►

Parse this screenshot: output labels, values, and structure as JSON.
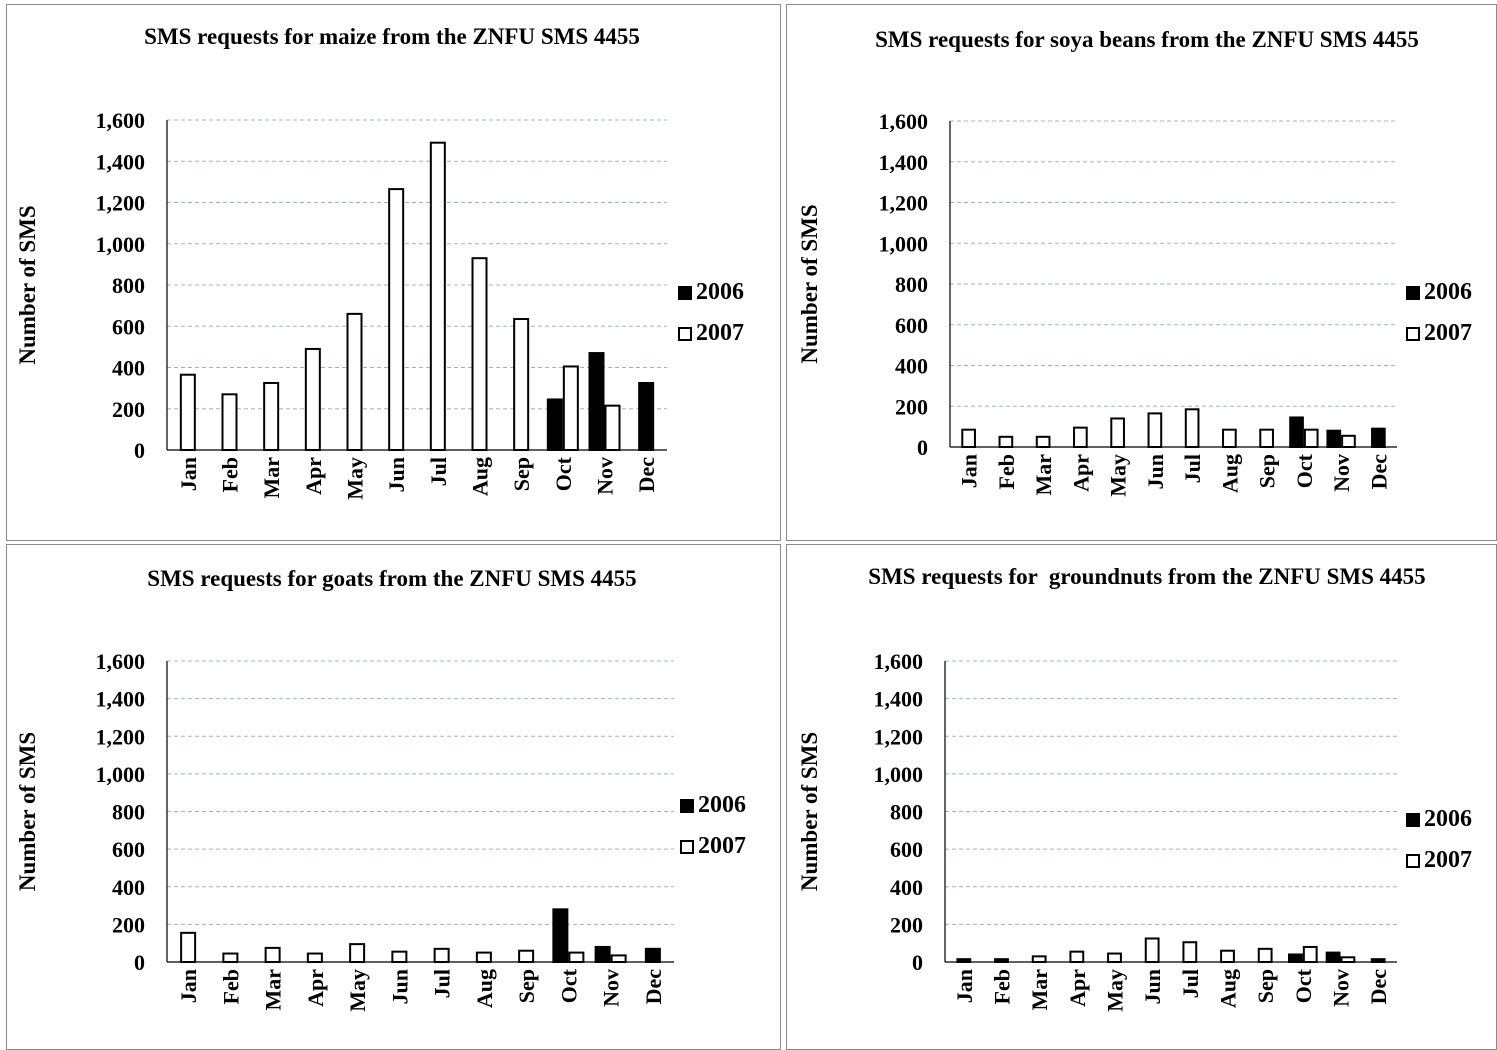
{
  "chart_data": [
    {
      "type": "bar",
      "title": "SMS requests for maize from the ZNFU SMS 4455",
      "ylabel": "Number of SMS",
      "xlabel": "",
      "categories": [
        "Jan",
        "Feb",
        "Mar",
        "Apr",
        "May",
        "Jun",
        "Jul",
        "Aug",
        "Sep",
        "Oct",
        "Nov",
        "Dec"
      ],
      "yticks": [
        "0",
        "200",
        "400",
        "600",
        "800",
        "1,000",
        "1,200",
        "1,400",
        "1,600"
      ],
      "ylim": [
        0,
        1600
      ],
      "grid": true,
      "legend_position": "right",
      "series": [
        {
          "name": "2006",
          "color": "#000000",
          "values": [
            null,
            null,
            null,
            null,
            null,
            null,
            null,
            null,
            null,
            245,
            470,
            325
          ]
        },
        {
          "name": "2007",
          "color": "#ffffff",
          "values": [
            365,
            270,
            325,
            490,
            660,
            1265,
            1490,
            930,
            635,
            405,
            215,
            null
          ]
        }
      ]
    },
    {
      "type": "bar",
      "title": "SMS requests for soya beans from the ZNFU SMS 4455",
      "ylabel": "Number of SMS",
      "xlabel": "",
      "categories": [
        "Jan",
        "Feb",
        "Mar",
        "Apr",
        "May",
        "Jun",
        "Jul",
        "Aug",
        "Sep",
        "Oct",
        "Nov",
        "Dec"
      ],
      "yticks": [
        "0",
        "200",
        "400",
        "600",
        "800",
        "1,000",
        "1,200",
        "1,400",
        "1,600"
      ],
      "ylim": [
        0,
        1600
      ],
      "grid": true,
      "legend_position": "right",
      "series": [
        {
          "name": "2006",
          "color": "#000000",
          "values": [
            null,
            null,
            null,
            null,
            null,
            null,
            null,
            null,
            null,
            145,
            80,
            90
          ]
        },
        {
          "name": "2007",
          "color": "#ffffff",
          "values": [
            85,
            50,
            50,
            95,
            140,
            165,
            185,
            85,
            85,
            85,
            55,
            null
          ]
        }
      ]
    },
    {
      "type": "bar",
      "title": "SMS requests for goats from the ZNFU SMS 4455",
      "ylabel": "Number of SMS",
      "xlabel": "",
      "categories": [
        "Jan",
        "Feb",
        "Mar",
        "Apr",
        "May",
        "Jun",
        "Jul",
        "Aug",
        "Sep",
        "Oct",
        "Nov",
        "Dec"
      ],
      "yticks": [
        "0",
        "200",
        "400",
        "600",
        "800",
        "1,000",
        "1,200",
        "1,400",
        "1,600"
      ],
      "ylim": [
        0,
        1600
      ],
      "grid": true,
      "legend_position": "right",
      "series": [
        {
          "name": "2006",
          "color": "#000000",
          "values": [
            null,
            null,
            null,
            null,
            null,
            null,
            null,
            null,
            null,
            280,
            80,
            70
          ]
        },
        {
          "name": "2007",
          "color": "#ffffff",
          "values": [
            155,
            45,
            75,
            45,
            95,
            55,
            70,
            50,
            60,
            50,
            35,
            null
          ]
        }
      ]
    },
    {
      "type": "bar",
      "title": "SMS requests for  groundnuts from the ZNFU SMS 4455",
      "ylabel": "Number of SMS",
      "xlabel": "",
      "categories": [
        "Jan",
        "Feb",
        "Mar",
        "Apr",
        "May",
        "Jun",
        "Jul",
        "Aug",
        "Sep",
        "Oct",
        "Nov",
        "Dec"
      ],
      "yticks": [
        "0",
        "200",
        "400",
        "600",
        "800",
        "1,000",
        "1,200",
        "1,400",
        "1,600"
      ],
      "ylim": [
        0,
        1600
      ],
      "grid": true,
      "legend_position": "right",
      "series": [
        {
          "name": "2006",
          "color": "#000000",
          "values": [
            15,
            15,
            null,
            null,
            null,
            null,
            null,
            null,
            null,
            40,
            50,
            15
          ]
        },
        {
          "name": "2007",
          "color": "#ffffff",
          "values": [
            null,
            null,
            30,
            55,
            45,
            125,
            105,
            60,
            70,
            80,
            25,
            null
          ]
        }
      ]
    }
  ]
}
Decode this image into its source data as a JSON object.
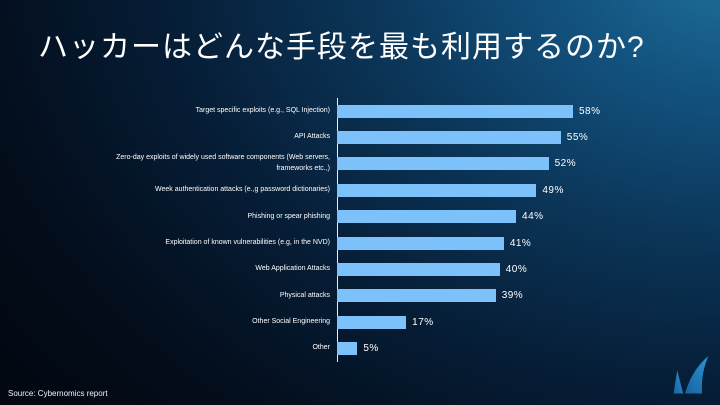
{
  "title": "ハッカーはどんな手段を最も利用するのか?",
  "source": "Source: Cybernomics report",
  "logo": {
    "name": "barracuda-swoosh",
    "color_dark": "#15639f",
    "color_light": "#2e93d4"
  },
  "chart_data": {
    "type": "bar",
    "orientation": "horizontal",
    "title": "",
    "xlabel": "",
    "ylabel": "",
    "unit": "%",
    "xlim": [
      0,
      60
    ],
    "grid": false,
    "legend": false,
    "bar_color": "#7dc1fa",
    "axis_color": "#e9eef2",
    "categories": [
      "Target specific exploits (e.g.,  SQL Injection)",
      "API Attacks",
      "Zero-day exploits of widely used software components (Web servers, frameworks etc.,)",
      "Week authentication attacks (e.,g password dictionaries)",
      "Phishing or spear phishing",
      "Exploitation of known vulnerabilities (e.g, in the NVD)",
      "Web Application Attacks",
      "Physical attacks",
      "Other Social Engineering",
      "Other"
    ],
    "values": [
      58,
      55,
      52,
      49,
      44,
      41,
      40,
      39,
      17,
      5
    ]
  }
}
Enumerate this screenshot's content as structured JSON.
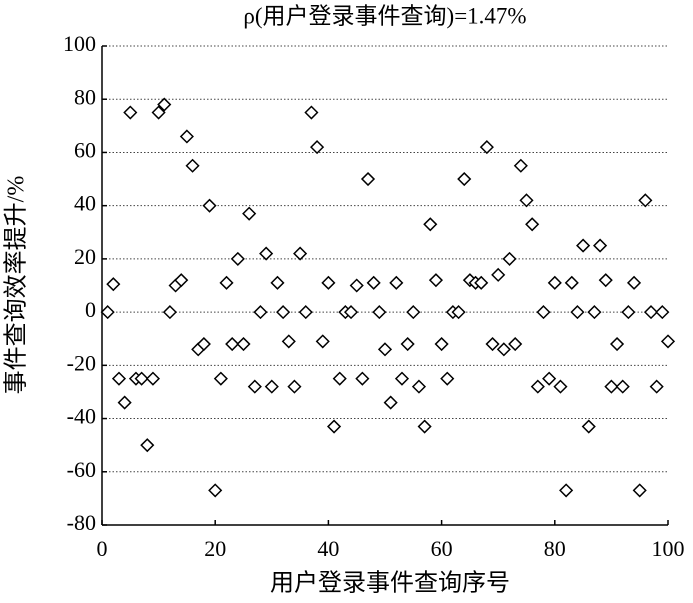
{
  "chart_data": {
    "type": "scatter",
    "title": "ρ(用户登录事件查询)=1.47%",
    "x_label": "用户登录事件查询序号",
    "y_label": "事件查询效率提升/%",
    "marker": "diamond",
    "color": "#000000",
    "grid": true,
    "xlim": [
      0,
      100
    ],
    "xticks": [
      0,
      20,
      40,
      60,
      80,
      100
    ],
    "ylim": [
      -80,
      100
    ],
    "yticks": [
      -80,
      -60,
      -40,
      -20,
      0,
      20,
      40,
      60,
      80,
      100
    ],
    "x": [
      1,
      2,
      3,
      4,
      5,
      6,
      7,
      8,
      9,
      10,
      11,
      12,
      13,
      14,
      15,
      16,
      17,
      18,
      19,
      20,
      21,
      22,
      23,
      24,
      25,
      26,
      27,
      28,
      29,
      30,
      31,
      32,
      33,
      34,
      35,
      36,
      37,
      38,
      39,
      40,
      41,
      42,
      43,
      44,
      45,
      46,
      47,
      48,
      49,
      50,
      51,
      52,
      53,
      54,
      55,
      56,
      57,
      58,
      59,
      60,
      61,
      62,
      63,
      64,
      65,
      66,
      67,
      68,
      69,
      70,
      71,
      72,
      73,
      74,
      75,
      76,
      77,
      78,
      79,
      80,
      81,
      82,
      83,
      84,
      85,
      86,
      87,
      88,
      89,
      90,
      91,
      92,
      93,
      94,
      95,
      96,
      97,
      98,
      99,
      100
    ],
    "values": [
      0,
      10.5,
      -25,
      -34,
      75,
      -25,
      -25,
      -50,
      -25,
      75,
      78,
      0,
      10,
      12,
      66,
      55,
      -14,
      -12,
      40,
      -67,
      -25,
      11,
      -12,
      20,
      -12,
      37,
      -28,
      0,
      22,
      -28,
      11,
      0,
      -11,
      -28,
      22,
      0,
      75,
      62,
      -11,
      11,
      -43,
      -25,
      0,
      0,
      10,
      -25,
      50,
      11,
      0,
      -14,
      -34,
      11,
      -25,
      -12,
      0,
      -28,
      -43,
      33,
      12,
      -12,
      -25,
      0,
      0,
      50,
      12,
      11,
      11,
      62,
      -12,
      14,
      -14,
      20,
      -12,
      55,
      42,
      33,
      -28,
      0,
      -25,
      11,
      -28,
      -67,
      11,
      0,
      25,
      -43,
      0,
      25,
      12,
      -28,
      -12,
      -28,
      0,
      11,
      -67,
      42,
      0,
      -28,
      0,
      -11
    ]
  }
}
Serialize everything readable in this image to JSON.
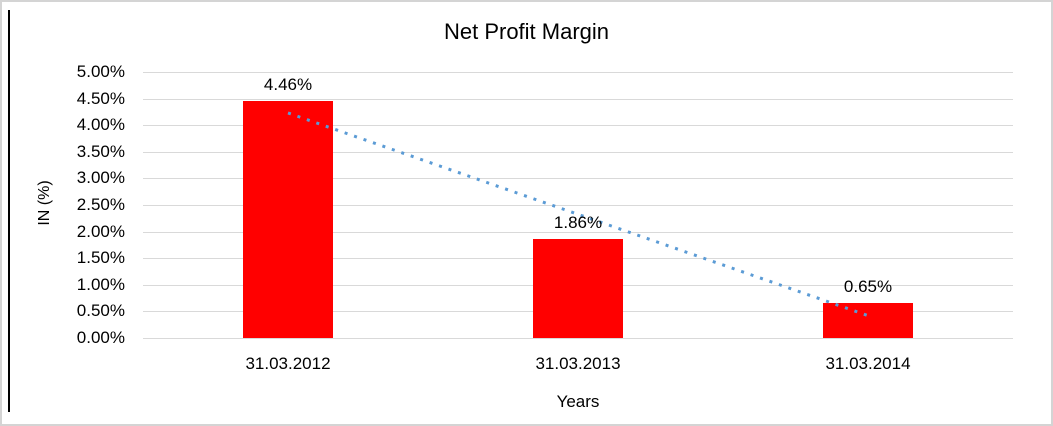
{
  "chart": {
    "colors": {
      "bar": "#ff0000",
      "trendline": "#5b9bd5",
      "gridline": "#d9d9d9",
      "text": "#000000",
      "frame_border": "#d4d4d4",
      "left_rule": "#000000"
    }
  },
  "chart_data": {
    "type": "bar",
    "title": "Net Profit Margin",
    "xlabel": "Years",
    "ylabel": "IN (%)",
    "categories": [
      "31.03.2012",
      "31.03.2013",
      "31.03.2014"
    ],
    "values": [
      4.46,
      1.86,
      0.65
    ],
    "data_labels": [
      "4.46%",
      "1.86%",
      "0.65%"
    ],
    "ylim": [
      0,
      5
    ],
    "ytick_step": 0.5,
    "ytick_labels": [
      "0.00%",
      "0.50%",
      "1.00%",
      "1.50%",
      "2.00%",
      "2.50%",
      "3.00%",
      "3.50%",
      "4.00%",
      "4.50%",
      "5.00%"
    ],
    "grid": true,
    "legend": false,
    "trendline": {
      "type": "linear",
      "style": "dotted",
      "start_value": 4.23,
      "end_value": 0.42
    }
  }
}
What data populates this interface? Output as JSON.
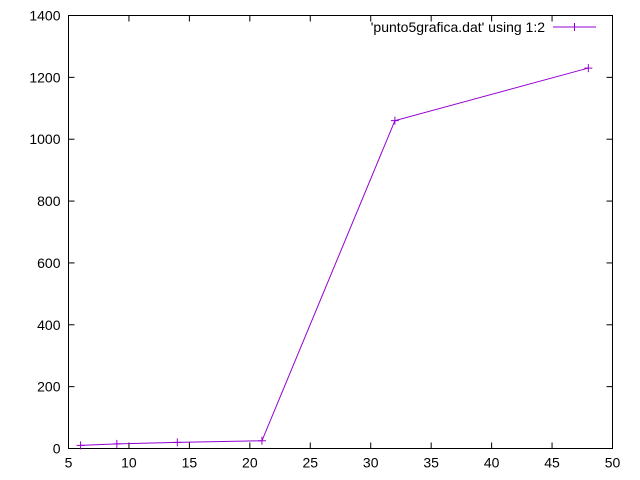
{
  "chart_data": {
    "type": "line",
    "title": "",
    "xlabel": "",
    "ylabel": "",
    "xlim": [
      5,
      50
    ],
    "ylim": [
      0,
      1400
    ],
    "x_ticks": [
      5,
      10,
      15,
      20,
      25,
      30,
      35,
      40,
      45,
      50
    ],
    "y_ticks": [
      0,
      200,
      400,
      600,
      800,
      1000,
      1200,
      1400
    ],
    "grid": false,
    "legend_position": "top-right",
    "series": [
      {
        "name": "'punto5grafica.dat' using 1:2",
        "color": "#9400d3",
        "marker": "plus",
        "x": [
          6,
          9,
          14,
          21,
          32,
          48
        ],
        "y": [
          10,
          15,
          20,
          25,
          1060,
          1230
        ]
      }
    ]
  }
}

◄

• TO DO
Count the lines in the records above that contain the word "screenshot", and give only that number.

• THE OUTPUT
2